| Task to complete |
What is the number of lines containing "Argentina"? Give only that number.

| Input data |
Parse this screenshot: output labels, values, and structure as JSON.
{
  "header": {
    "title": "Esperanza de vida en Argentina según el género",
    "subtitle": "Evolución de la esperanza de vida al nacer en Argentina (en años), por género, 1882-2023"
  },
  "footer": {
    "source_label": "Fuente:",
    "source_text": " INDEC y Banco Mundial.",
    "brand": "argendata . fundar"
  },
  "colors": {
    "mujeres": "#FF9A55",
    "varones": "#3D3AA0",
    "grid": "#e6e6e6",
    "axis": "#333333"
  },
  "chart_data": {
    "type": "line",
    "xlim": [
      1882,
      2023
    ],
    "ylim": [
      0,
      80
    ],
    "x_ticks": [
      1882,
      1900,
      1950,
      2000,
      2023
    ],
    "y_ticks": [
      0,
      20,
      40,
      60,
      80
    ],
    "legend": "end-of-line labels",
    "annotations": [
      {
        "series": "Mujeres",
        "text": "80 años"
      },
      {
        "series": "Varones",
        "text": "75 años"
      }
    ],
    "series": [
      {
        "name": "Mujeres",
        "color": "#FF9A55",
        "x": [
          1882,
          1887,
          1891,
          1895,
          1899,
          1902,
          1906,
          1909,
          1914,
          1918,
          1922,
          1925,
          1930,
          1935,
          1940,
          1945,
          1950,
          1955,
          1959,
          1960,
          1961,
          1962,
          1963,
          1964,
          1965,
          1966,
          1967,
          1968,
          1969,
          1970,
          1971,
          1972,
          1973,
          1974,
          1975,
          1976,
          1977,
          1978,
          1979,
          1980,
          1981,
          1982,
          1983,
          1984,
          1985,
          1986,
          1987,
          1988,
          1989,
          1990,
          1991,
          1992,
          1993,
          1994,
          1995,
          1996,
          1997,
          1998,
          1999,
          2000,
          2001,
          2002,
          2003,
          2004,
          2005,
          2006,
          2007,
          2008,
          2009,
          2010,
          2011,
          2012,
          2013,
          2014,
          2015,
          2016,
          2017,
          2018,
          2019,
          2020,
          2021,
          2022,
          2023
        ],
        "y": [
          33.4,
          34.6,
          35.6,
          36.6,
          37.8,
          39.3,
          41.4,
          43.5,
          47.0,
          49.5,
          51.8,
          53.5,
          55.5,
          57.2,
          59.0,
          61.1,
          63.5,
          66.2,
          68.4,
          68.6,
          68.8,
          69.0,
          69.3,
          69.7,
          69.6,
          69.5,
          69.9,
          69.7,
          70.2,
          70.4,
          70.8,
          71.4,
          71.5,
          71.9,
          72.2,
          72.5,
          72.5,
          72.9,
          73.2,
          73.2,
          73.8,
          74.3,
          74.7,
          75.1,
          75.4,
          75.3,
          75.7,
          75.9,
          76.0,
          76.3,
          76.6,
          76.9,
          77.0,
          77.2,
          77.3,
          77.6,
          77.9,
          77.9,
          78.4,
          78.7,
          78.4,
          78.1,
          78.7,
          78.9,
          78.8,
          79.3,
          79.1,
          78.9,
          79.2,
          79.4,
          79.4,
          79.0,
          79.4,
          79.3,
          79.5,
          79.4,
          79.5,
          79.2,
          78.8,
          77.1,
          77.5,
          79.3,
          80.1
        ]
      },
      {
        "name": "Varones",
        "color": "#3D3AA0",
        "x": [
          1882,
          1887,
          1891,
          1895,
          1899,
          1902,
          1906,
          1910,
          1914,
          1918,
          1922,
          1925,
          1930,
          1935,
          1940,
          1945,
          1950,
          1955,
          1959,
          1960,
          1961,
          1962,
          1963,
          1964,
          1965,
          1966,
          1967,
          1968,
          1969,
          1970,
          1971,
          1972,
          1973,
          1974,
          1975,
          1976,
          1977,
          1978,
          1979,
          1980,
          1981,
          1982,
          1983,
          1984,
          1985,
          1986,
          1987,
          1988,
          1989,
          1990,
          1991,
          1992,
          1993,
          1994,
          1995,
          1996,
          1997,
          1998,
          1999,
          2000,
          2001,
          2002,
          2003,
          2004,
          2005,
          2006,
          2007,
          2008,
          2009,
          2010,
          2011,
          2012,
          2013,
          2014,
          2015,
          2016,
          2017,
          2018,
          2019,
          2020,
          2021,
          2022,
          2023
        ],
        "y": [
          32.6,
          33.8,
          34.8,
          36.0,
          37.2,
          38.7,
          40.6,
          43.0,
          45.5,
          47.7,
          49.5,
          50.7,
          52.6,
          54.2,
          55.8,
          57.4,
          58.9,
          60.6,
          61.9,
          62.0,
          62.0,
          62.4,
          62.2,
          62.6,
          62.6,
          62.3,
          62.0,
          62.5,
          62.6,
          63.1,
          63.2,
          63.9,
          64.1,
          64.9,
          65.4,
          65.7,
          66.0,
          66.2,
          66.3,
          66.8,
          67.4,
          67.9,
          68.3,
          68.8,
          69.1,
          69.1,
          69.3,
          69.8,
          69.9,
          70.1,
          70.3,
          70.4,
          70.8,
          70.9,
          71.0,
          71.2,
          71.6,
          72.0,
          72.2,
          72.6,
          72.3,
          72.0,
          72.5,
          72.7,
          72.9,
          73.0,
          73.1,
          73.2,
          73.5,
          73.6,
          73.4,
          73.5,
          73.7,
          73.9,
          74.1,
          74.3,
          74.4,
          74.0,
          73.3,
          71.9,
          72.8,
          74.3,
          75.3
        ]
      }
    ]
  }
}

| The output |
2